>>>
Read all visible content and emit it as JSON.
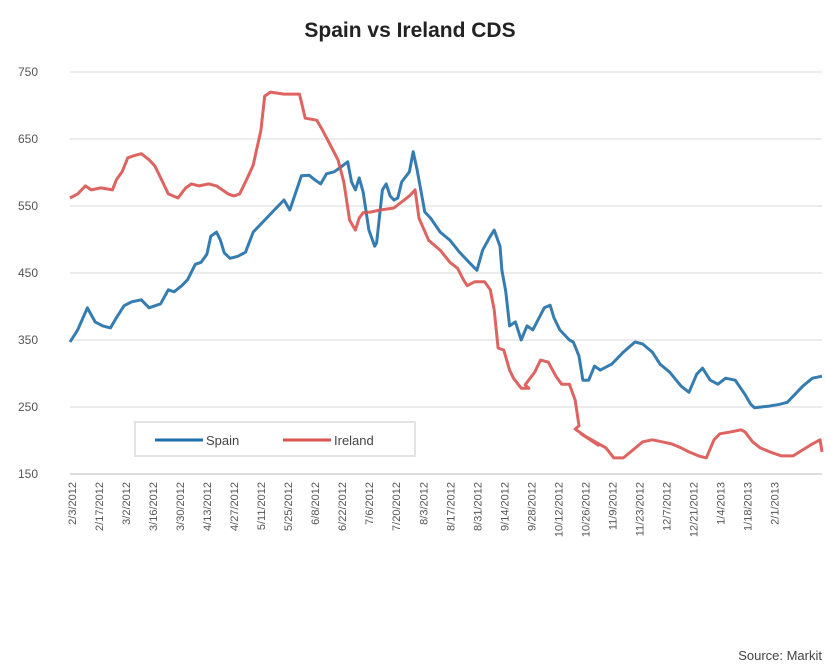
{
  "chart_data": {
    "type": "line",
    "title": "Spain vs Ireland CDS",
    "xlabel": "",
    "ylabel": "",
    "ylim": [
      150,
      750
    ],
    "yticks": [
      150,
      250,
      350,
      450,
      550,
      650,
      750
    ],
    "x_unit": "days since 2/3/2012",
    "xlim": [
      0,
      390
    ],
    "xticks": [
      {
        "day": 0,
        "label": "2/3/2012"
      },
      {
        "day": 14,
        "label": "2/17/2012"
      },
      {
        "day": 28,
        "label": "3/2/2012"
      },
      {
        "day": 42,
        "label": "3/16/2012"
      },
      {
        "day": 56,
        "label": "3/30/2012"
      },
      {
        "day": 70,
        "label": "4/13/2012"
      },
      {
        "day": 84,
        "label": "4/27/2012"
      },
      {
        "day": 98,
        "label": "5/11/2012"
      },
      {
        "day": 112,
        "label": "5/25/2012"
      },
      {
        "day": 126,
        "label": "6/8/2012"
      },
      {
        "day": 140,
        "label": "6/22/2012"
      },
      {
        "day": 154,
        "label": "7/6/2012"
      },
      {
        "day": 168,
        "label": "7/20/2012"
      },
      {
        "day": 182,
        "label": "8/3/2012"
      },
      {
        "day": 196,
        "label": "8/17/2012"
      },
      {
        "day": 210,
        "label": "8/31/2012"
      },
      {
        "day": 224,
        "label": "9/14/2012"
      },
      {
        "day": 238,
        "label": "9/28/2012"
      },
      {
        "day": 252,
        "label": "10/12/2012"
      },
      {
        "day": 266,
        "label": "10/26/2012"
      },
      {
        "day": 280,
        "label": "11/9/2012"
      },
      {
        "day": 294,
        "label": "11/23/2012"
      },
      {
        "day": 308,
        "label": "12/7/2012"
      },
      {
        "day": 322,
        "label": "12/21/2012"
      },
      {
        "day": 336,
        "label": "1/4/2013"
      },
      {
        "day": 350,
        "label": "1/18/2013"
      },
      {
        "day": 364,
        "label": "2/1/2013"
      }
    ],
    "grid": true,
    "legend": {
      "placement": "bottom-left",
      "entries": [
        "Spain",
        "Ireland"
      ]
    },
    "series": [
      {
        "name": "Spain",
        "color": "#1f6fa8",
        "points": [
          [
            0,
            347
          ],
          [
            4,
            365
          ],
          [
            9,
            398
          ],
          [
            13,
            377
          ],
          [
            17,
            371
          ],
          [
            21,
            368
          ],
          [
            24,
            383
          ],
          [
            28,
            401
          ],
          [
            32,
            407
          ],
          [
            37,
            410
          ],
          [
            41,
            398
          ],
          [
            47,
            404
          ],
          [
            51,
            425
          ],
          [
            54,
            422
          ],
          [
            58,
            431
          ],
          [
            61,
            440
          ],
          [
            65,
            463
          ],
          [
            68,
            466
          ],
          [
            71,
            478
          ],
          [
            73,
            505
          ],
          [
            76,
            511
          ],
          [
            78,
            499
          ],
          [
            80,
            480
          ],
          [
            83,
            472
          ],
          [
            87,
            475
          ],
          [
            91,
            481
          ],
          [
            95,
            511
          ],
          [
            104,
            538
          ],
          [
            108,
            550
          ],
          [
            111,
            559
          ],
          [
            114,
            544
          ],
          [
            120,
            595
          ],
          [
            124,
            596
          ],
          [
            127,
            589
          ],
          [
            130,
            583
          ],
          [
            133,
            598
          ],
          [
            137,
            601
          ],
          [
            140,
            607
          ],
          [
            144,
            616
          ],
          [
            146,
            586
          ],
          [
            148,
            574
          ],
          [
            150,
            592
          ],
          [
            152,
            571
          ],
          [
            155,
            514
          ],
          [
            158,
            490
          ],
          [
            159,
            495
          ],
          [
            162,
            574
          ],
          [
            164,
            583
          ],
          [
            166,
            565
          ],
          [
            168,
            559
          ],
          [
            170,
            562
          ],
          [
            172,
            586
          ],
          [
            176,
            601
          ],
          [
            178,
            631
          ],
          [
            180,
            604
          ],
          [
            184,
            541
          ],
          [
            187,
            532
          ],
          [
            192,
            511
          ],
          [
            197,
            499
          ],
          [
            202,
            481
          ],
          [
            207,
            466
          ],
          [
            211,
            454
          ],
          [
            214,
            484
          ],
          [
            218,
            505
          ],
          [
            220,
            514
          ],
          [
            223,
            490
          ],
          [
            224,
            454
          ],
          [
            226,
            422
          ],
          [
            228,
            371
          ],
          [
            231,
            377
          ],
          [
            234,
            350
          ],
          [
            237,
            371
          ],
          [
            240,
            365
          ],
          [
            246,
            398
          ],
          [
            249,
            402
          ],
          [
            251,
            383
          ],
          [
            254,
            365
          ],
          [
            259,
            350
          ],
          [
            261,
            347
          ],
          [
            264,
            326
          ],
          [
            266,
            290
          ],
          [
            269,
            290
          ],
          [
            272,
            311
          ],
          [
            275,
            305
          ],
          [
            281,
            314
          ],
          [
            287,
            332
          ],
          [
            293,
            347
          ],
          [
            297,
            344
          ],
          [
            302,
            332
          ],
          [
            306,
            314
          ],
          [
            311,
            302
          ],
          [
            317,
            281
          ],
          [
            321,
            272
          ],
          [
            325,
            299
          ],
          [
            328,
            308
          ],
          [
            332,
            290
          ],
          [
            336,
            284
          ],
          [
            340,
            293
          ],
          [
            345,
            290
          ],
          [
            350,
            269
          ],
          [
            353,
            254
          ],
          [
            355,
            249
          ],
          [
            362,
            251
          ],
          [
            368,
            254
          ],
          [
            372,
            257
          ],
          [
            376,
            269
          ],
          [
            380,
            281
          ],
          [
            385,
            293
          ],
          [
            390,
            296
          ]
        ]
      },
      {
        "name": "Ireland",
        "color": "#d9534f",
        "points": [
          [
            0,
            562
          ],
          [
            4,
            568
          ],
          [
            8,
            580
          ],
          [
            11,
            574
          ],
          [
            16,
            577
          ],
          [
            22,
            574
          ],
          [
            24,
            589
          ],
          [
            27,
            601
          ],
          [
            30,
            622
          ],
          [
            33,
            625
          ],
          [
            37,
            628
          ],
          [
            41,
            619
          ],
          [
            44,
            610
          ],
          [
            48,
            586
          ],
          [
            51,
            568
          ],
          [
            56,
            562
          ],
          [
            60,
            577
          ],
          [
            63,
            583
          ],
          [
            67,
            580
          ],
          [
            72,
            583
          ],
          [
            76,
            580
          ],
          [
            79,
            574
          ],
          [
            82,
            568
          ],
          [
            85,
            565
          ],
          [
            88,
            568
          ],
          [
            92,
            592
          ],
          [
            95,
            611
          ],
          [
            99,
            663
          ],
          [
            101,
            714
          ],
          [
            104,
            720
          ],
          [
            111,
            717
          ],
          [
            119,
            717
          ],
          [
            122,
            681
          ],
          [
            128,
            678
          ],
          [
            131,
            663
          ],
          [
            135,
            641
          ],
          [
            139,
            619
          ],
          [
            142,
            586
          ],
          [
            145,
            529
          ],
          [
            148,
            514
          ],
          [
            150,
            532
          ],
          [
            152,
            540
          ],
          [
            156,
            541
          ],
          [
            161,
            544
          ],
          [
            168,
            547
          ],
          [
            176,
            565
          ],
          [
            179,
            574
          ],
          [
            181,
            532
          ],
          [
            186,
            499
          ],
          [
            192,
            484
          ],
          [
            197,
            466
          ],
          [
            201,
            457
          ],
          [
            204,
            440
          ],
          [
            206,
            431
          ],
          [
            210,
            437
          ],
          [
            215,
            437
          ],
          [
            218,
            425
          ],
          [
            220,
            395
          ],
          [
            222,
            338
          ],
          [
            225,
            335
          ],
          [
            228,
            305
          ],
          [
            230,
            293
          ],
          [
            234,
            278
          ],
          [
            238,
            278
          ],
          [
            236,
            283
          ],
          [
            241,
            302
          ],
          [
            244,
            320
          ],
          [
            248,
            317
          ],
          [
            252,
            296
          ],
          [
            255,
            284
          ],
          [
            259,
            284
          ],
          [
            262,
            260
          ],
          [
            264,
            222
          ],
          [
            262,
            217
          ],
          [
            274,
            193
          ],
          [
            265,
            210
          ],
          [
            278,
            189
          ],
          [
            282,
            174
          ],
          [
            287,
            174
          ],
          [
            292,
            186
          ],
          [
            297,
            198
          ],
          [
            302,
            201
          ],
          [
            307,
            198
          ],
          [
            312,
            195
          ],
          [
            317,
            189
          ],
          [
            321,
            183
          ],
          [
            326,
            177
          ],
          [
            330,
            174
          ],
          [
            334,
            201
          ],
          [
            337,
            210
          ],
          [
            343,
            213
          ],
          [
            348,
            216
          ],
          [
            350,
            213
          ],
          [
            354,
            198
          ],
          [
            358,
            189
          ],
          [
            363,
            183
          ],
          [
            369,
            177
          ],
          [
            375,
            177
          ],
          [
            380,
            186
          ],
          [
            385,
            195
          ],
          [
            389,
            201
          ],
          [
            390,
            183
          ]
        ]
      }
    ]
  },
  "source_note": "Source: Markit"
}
<<<
>>>
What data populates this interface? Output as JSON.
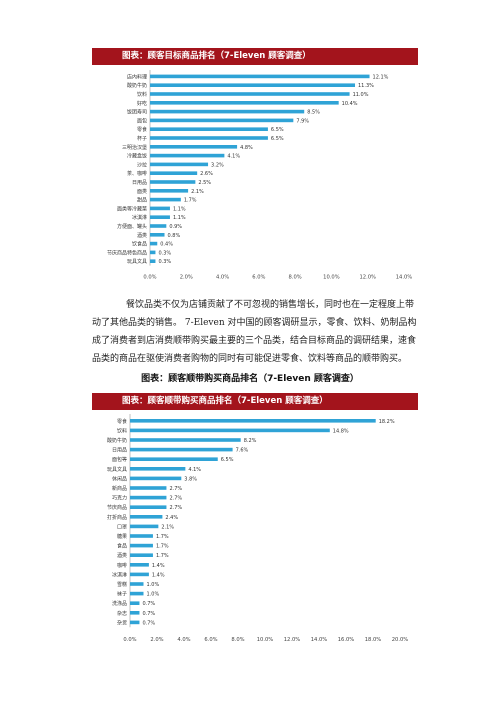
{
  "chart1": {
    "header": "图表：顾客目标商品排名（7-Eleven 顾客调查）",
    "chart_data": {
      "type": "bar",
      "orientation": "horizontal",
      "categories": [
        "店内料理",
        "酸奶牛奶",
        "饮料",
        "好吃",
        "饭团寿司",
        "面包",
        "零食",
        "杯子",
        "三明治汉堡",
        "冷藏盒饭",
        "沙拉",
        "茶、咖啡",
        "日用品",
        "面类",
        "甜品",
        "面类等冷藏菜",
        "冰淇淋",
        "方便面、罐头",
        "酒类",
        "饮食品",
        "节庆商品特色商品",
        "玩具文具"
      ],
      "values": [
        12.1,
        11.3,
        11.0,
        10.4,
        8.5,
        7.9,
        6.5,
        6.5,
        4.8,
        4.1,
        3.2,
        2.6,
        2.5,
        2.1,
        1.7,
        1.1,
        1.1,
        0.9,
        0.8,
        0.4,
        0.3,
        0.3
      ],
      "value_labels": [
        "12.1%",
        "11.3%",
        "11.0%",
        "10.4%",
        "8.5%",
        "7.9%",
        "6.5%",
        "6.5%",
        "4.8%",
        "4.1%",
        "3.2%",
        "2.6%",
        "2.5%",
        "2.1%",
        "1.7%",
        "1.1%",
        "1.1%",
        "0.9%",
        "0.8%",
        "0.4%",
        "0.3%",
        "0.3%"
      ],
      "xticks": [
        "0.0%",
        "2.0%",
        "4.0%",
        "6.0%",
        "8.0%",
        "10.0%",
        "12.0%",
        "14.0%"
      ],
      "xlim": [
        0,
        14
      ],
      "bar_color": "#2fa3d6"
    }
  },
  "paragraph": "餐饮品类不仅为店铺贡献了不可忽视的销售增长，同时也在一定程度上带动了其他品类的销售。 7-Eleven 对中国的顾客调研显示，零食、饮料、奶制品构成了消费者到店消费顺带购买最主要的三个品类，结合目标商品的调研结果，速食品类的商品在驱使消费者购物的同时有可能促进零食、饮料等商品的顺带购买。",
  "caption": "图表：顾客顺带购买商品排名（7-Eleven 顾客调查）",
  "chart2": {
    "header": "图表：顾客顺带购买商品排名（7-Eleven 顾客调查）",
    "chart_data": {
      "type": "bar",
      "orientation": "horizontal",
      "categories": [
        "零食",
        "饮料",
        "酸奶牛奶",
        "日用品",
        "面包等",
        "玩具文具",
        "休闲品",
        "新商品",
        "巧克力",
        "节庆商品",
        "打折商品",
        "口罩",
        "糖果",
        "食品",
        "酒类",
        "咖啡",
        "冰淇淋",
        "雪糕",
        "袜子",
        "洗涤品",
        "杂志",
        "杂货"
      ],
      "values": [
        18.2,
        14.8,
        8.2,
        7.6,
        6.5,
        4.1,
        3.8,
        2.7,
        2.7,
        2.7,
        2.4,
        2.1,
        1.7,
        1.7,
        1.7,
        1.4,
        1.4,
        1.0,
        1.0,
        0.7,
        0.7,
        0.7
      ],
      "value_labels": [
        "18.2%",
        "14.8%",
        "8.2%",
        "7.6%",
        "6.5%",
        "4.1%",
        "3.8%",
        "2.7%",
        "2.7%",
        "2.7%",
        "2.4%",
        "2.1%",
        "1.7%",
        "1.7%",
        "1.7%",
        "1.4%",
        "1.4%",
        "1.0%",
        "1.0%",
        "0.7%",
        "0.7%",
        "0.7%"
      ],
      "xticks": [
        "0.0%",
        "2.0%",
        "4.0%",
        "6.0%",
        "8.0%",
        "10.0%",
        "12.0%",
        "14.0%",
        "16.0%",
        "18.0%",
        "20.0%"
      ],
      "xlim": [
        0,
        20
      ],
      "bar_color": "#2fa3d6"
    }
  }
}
<<<
◆ Exercise prompt:
Look for lines containing the string "顾客顺带购买商品排名" and copy them all.

◆ Correct output:
  "caption": "图表：顾客顺带购买商品排名（7-Eleven 顾客调查）",
    "header": "图表：顾客顺带购买商品排名（7-Eleven 顾客调查）",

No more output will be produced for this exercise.